:: Alıntı Metin ::
◆ ◆ ◆ ◆ ◆
"İçtihat Metni"
MAHKEMESİ :Asliye Hukuk Mahkemesi
1. Taraflar arasındaki “kamulaştırma bedelinin tespiti ve terkin” davasından dolayı yapılan yargılama sonunda, ... 1. Asliye Hukuk Mahkemesince verilen davanın kabulüne ilişkin karar taraf vekilleri tarafından temyiz edilmesi üzerine Yargıtay (Kapatılan) 18. Hukuk Dairesince yapılan inceleme sonunda bozulmuş, mahkemece Özel Daire bozma kararına karşı direnilmiştir.
2. Direnme kararı taraf vekilleri tarafından temyiz edilmiştir.
◆ ◆ ◆ ◆ ◆
:: Görev 1 ::
İçtihat metnine göre aşağıdaki soruları yanıtlayınız.
(a) Taraflar arasındaki dava hangi konudadır?
(b) Asliye Hukuk Mahkemesinin ilk kararını inceleyip bozan daire hangisidir?
(c) Direnme kararı kimler tarafından temyiz edilmiştir?
İçtihat metni ile liste birbirinden bağımsız iki ayrı malzemedir.
◆ ◆ ◆ ◆ ◆
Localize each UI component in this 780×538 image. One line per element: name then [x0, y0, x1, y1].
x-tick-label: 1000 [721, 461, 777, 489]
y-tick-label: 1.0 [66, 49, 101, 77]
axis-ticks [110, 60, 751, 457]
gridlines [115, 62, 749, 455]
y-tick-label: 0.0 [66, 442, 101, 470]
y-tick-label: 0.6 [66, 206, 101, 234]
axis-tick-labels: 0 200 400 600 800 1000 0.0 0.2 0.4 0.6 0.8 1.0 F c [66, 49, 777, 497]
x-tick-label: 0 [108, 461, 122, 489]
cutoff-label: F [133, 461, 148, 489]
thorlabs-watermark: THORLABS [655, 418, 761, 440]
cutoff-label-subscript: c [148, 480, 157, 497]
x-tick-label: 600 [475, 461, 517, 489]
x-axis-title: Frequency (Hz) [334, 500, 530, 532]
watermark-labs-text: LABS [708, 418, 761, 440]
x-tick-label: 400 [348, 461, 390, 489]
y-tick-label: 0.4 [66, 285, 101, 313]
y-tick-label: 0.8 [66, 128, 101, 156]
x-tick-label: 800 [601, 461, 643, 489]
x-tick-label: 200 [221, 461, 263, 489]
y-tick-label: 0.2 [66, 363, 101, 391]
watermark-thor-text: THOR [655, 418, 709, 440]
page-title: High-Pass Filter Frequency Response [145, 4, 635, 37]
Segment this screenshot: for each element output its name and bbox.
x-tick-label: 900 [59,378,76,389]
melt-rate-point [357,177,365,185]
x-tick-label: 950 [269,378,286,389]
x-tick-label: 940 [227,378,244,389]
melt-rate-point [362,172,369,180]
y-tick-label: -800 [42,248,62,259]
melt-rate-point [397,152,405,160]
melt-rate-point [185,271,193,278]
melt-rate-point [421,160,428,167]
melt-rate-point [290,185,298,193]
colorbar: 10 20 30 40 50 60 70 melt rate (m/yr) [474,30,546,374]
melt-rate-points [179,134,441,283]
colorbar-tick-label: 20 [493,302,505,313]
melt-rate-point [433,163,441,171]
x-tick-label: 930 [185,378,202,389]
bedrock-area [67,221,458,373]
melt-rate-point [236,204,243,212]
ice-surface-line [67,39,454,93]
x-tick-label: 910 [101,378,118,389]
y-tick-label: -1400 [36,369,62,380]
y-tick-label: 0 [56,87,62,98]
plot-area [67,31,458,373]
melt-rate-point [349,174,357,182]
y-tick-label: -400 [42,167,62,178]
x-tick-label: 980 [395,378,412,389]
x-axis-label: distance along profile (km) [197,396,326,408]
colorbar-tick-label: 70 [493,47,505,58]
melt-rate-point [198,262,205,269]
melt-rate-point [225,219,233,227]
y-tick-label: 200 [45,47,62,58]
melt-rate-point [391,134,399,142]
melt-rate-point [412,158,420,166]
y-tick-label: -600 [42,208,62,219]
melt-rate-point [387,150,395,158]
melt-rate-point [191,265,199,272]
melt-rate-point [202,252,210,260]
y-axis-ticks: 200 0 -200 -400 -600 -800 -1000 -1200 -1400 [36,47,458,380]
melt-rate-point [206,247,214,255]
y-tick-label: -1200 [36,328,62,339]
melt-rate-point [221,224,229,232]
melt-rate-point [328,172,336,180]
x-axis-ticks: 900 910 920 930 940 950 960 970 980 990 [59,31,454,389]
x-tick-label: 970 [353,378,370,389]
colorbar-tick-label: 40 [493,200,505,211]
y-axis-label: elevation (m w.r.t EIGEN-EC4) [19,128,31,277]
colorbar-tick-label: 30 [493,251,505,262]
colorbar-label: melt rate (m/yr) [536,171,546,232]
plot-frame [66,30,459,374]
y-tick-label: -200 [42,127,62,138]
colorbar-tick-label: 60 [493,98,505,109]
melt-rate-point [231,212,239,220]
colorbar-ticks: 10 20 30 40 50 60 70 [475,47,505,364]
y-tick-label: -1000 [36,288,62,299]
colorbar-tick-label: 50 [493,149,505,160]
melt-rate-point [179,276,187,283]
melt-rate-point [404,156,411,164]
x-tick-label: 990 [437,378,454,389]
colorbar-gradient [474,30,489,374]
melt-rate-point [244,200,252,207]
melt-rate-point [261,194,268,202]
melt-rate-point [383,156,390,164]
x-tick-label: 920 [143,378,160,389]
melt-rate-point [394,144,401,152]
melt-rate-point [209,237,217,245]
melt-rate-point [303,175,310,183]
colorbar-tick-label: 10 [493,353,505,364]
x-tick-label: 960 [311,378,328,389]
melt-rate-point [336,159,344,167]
◆ ◆ ◆ ◆ ◆
:: Görev 2 ::
Listenin başından "x-tick-label: 800 [601, 461, 643, 489]" ifadesini içeren satıra kadar, bu satır da dâhil olmak üzere, satırları "y-tick-label" yerine "y-axis-tick" yazarak güncelleyiniz. Diğer her şey değişmeden kalsın ve yalnızca bu satırları veriniz.

:: Doğru Yanıt 1 ::
(a) Kamulaştırma bedelinin tespiti ve terkin
(b) Yargıtay (Kapatılan) 18. Hukuk Dairesi
(c) Taraf vekilleri

:: Doğru Yanıt 2 ::
Localize each UI component in this 780×538 image. One line per element: name then [x0, y0, x1, y1].
x-tick-label: 1000 [721, 461, 777, 489]
y-axis-tick: 1.0 [66, 49, 101, 77]
axis-ticks [110, 60, 751, 457]
gridlines [115, 62, 749, 455]
y-axis-tick: 0.0 [66, 442, 101, 470]
y-axis-tick: 0.6 [66, 206, 101, 234]
axis-tick-labels: 0 200 400 600 800 1000 0.0 0.2 0.4 0.6 0.8 1.0 F c [66, 49, 777, 497]
x-tick-label: 0 [108, 461, 122, 489]
cutoff-label: F [133, 461, 148, 489]
thorlabs-watermark: THORLABS [655, 418, 761, 440]
cutoff-label-subscript: c [148, 480, 157, 497]
x-tick-label: 600 [475, 461, 517, 489]
x-axis-title: Frequency (Hz) [334, 500, 530, 532]
watermark-labs-text: LABS [708, 418, 761, 440]
x-tick-label: 400 [348, 461, 390, 489]
y-axis-tick: 0.4 [66, 285, 101, 313]
y-axis-tick: 0.8 [66, 128, 101, 156]
x-tick-label: 800 [601, 461, 643, 489]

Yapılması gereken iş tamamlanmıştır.